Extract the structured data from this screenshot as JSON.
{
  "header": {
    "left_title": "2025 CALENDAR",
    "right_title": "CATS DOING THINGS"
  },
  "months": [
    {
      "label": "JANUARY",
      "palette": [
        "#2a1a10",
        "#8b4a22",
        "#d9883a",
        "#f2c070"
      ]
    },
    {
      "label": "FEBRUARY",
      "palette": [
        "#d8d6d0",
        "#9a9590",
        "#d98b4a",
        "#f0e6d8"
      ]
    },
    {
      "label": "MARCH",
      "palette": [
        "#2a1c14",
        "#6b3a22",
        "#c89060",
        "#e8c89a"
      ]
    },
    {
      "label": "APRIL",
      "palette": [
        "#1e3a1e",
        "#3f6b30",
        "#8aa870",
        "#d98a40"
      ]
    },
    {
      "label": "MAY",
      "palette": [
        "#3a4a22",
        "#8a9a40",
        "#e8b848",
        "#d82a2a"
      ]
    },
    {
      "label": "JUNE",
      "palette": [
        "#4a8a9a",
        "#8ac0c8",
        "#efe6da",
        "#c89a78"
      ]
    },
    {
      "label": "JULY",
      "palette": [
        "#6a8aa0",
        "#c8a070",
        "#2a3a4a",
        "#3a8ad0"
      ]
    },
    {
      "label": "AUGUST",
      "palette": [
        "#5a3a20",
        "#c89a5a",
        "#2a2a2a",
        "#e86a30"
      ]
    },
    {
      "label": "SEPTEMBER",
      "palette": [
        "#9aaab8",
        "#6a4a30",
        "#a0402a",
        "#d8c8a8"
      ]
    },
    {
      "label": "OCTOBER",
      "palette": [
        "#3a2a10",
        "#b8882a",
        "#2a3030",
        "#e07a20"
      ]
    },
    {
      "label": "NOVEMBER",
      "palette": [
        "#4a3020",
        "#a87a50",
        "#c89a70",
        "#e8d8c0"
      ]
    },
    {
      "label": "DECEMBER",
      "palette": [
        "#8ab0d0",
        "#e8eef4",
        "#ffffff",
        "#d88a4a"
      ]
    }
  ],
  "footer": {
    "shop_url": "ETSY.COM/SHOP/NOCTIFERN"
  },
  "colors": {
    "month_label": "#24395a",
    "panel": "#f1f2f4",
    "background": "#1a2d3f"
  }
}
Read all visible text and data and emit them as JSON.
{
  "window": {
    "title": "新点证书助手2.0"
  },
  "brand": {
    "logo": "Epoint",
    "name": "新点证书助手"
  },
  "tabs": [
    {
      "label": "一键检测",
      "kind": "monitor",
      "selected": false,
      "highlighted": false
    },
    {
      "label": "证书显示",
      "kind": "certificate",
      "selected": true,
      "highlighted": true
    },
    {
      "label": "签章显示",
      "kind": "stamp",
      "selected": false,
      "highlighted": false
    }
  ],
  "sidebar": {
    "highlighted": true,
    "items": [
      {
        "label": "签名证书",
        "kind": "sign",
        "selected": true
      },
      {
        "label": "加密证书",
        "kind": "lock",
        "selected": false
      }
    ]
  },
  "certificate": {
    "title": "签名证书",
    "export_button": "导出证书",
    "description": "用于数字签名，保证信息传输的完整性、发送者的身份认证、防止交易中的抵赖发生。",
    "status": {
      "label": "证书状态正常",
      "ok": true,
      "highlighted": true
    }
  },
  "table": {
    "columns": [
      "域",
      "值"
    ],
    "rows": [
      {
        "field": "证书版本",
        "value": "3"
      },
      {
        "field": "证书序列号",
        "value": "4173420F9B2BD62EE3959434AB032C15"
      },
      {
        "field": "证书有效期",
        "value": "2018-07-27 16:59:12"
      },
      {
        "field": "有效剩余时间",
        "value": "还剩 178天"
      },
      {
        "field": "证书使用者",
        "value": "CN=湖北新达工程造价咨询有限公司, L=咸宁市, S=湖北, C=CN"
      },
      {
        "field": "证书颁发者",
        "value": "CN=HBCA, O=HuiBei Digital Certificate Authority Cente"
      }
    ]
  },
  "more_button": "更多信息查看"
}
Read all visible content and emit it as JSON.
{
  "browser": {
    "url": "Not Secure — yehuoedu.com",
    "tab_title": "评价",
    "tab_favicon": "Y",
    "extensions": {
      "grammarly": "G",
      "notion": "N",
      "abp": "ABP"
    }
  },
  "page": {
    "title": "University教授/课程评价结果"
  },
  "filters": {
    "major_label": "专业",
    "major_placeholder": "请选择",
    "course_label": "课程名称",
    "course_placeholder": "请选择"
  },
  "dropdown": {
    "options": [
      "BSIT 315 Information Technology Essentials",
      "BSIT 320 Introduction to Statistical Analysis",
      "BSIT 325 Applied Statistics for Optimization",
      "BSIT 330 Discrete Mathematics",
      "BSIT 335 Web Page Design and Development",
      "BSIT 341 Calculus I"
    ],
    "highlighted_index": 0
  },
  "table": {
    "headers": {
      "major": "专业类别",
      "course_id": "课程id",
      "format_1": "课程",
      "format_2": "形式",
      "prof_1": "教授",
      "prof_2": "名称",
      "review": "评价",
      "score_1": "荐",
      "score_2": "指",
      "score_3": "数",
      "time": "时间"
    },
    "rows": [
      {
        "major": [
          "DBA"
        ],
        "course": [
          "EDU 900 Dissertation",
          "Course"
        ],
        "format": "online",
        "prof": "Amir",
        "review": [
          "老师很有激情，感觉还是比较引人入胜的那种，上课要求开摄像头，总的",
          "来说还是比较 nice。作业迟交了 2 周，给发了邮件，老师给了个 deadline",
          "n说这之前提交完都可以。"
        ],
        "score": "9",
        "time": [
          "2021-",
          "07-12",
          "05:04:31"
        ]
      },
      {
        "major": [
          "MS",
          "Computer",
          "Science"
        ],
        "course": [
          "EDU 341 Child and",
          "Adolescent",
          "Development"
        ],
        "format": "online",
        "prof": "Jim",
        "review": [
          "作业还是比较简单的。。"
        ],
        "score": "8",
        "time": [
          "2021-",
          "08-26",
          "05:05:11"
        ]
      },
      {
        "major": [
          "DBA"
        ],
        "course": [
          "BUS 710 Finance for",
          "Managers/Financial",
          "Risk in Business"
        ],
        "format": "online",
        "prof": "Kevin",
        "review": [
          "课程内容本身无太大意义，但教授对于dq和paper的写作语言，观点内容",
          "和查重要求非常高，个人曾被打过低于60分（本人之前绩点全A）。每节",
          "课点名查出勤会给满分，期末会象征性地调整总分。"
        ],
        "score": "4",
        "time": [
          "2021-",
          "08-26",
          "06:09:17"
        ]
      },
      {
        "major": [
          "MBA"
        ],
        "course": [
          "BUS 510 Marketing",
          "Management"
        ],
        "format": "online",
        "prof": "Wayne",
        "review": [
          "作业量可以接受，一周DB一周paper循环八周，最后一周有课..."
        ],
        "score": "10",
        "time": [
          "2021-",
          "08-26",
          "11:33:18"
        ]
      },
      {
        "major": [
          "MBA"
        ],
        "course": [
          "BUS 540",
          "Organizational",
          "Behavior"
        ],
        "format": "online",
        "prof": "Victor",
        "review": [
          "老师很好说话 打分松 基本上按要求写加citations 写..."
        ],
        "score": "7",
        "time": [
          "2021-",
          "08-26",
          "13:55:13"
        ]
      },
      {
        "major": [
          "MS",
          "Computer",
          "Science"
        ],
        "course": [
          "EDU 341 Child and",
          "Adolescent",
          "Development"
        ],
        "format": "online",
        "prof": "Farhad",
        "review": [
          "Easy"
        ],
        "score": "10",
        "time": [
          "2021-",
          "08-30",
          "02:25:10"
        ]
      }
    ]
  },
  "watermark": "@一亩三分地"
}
- - -
◆ To be done
Out of the preceding entries, pull every line containing the string "visible".

◆ Written response
Read all visible text and data and emit them as JSON.
Read all visible content and emit it as JSON.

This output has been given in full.